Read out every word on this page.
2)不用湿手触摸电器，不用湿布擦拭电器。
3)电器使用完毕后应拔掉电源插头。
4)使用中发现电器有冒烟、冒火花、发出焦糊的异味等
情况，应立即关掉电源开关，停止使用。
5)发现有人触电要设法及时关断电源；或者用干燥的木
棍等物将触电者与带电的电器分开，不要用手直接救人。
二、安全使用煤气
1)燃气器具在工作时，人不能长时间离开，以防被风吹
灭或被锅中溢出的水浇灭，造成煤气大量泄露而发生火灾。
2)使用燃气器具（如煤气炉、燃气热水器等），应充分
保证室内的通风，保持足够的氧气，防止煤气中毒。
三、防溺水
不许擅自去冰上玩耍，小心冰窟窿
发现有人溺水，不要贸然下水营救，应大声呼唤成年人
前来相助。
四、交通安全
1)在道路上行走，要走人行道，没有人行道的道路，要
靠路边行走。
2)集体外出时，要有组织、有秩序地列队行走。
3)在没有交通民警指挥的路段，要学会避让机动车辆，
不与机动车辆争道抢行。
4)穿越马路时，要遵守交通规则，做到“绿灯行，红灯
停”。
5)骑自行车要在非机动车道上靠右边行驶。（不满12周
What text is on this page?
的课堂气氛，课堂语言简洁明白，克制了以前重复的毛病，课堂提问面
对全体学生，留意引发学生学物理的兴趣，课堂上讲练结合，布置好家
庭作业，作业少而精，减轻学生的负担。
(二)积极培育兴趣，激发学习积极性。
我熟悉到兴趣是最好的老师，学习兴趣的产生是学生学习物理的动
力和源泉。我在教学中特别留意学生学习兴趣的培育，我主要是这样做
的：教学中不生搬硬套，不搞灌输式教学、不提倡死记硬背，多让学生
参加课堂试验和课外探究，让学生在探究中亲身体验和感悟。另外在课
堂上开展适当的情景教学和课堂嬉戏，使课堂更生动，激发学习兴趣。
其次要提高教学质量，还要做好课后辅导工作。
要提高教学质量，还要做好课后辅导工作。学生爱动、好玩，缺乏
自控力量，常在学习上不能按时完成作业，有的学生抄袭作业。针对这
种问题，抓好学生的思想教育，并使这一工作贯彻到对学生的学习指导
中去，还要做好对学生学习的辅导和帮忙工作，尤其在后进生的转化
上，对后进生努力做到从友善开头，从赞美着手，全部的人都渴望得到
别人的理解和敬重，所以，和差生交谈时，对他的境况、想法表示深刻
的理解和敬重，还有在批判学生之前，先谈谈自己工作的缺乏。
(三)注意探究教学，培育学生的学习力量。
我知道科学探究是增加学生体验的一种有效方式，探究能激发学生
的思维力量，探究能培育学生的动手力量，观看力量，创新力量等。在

_Given task_.
Report how many lines in these entries contain "page". Answer with the number only.

_Response below_.
2